TASK INPUT:

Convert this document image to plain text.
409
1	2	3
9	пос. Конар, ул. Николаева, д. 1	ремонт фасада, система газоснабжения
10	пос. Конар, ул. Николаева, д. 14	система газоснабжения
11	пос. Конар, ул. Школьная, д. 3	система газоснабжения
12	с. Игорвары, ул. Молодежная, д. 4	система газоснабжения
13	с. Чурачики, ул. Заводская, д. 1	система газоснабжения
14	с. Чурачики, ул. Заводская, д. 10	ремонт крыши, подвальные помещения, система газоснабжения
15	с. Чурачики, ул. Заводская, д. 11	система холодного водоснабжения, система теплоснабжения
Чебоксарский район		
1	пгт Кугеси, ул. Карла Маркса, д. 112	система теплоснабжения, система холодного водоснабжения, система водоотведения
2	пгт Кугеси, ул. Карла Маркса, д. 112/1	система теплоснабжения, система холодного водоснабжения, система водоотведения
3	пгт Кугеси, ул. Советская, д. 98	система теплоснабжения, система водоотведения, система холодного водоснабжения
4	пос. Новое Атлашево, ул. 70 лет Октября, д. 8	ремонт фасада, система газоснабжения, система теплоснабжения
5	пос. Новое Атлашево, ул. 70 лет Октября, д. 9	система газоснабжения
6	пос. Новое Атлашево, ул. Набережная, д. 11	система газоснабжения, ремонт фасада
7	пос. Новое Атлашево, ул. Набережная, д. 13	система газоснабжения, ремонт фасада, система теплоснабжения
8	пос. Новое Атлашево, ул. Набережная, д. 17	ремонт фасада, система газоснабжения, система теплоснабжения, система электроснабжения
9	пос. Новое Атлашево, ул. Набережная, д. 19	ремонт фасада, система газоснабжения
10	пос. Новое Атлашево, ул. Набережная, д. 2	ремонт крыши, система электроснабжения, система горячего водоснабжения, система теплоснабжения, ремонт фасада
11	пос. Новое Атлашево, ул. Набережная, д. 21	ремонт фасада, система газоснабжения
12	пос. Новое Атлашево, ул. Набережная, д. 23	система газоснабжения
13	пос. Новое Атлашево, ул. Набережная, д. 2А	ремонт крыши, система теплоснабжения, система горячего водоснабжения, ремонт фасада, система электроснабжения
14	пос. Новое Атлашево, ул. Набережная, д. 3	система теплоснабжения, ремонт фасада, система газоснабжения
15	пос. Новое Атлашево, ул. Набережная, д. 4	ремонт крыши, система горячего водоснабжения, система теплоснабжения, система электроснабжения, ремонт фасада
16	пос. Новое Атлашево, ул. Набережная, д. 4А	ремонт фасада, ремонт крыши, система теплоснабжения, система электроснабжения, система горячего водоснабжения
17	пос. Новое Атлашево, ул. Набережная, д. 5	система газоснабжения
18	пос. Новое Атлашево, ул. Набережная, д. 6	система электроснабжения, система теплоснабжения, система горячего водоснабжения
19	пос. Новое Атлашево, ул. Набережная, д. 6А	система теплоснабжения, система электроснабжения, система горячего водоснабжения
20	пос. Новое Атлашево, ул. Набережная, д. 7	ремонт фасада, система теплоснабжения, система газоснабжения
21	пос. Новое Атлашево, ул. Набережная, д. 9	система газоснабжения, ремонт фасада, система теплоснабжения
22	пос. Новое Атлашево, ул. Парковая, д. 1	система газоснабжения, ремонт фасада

WRITTEN REQUEST:
From the first line to the last, please quote the material above exactly.

SOLUTION FOR THIS PROBLEM:
Convert this document image to plain text.
409
1	2	3
9	пос. Конар, ул. Николаева, д. 1	ремонт фасада, система газоснабжения
10	пос. Конар, ул. Николаева, д. 14	система газоснабжения
11	пос. Конар, ул. Школьная, д. 3	система газоснабжения
12	с. Игорвары, ул. Молодежная, д. 4	система газоснабжения
13	с. Чурачики, ул. Заводская, д. 1	система газоснабжения
14	с. Чурачики, ул. Заводская, д. 10	ремонт крыши, подвальные помещения, система газоснабжения
15	с. Чурачики, ул. Заводская, д. 11	система холодного водоснабжения, система теплоснабжения
Чебоксарский район		
1	пгт Кугеси, ул. Карла Маркса, д. 112	система теплоснабжения, система холодного водоснабжения, система водоотведения
2	пгт Кугеси, ул. Карла Маркса, д. 112/1	система теплоснабжения, система холодного водоснабжения, система водоотведения
3	пгт Кугеси, ул. Советская, д. 98	система теплоснабжения, система водоотведения, система холодного водоснабжения
4	пос. Новое Атлашево, ул. 70 лет Октября, д. 8	ремонт фасада, система газоснабжения, система теплоснабжения
5	пос. Новое Атлашево, ул. 70 лет Октября, д. 9	система газоснабжения
6	пос. Новое Атлашево, ул. Набережная, д. 11	система газоснабжения, ремонт фасада
7	пос. Новое Атлашево, ул. Набережная, д. 13	система газоснабжения, ремонт фасада, система теплоснабжения
8	пос. Новое Атлашево, ул. Набережная, д. 17	ремонт фасада, система газоснабжения, система теплоснабжения, система электроснабжения
9	пос. Новое Атлашево, ул. Набережная, д. 19	ремонт фасада, система газоснабжения
10	пос. Новое Атлашево, ул. Набережная, д. 2	ремонт крыши, система электроснабжения, система горячего водоснабжения, система теплоснабжения, ремонт фасада
11	пос. Новое Атлашево, ул. Набережная, д. 21	ремонт фасада, система газоснабжения
12	пос. Новое Атлашево, ул. Набережная, д. 23	система газоснабжения
13	пос. Новое Атлашево, ул. Набережная, д. 2А	ремонт крыши, система теплоснабжения, система горячего водоснабжения, ремонт фасада, система электроснабжения
14	пос. Новое Атлашево, ул. Набережная, д. 3	система теплоснабжения, ремонт фасада, система газоснабжения
15	пос. Новое Атлашево, ул. Набережная, д. 4	ремонт крыши, система горячего водоснабжения, система теплоснабжения, система электроснабжения, ремонт фасада
16	пос. Новое Атлашево, ул. Набережная, д. 4А	ремонт фасада, ремонт крыши, система теплоснабжения, система электроснабжения, система горячего водоснабжения
17	пос. Новое Атлашево, ул. Набережная, д. 5	система газоснабжения
18	пос. Новое Атлашево, ул. Набережная, д. 6	система электроснабжения, система теплоснабжения, система горячего водоснабжения
19	пос. Новое Атлашево, ул. Набережная, д. 6А	система теплоснабжения, система электроснабжения, система горячего водоснабжения
20	пос. Новое Атлашево, ул. Набережная, д. 7	ремонт фасада, система теплоснабжения, система газоснабжения
21	пос. Новое Атлашево, ул. Набережная, д. 9	система газоснабжения, ремонт фасада, система теплоснабжения
22	пос. Новое Атлашево, ул. Парковая, д. 1	система газоснабжения, ремонт фасада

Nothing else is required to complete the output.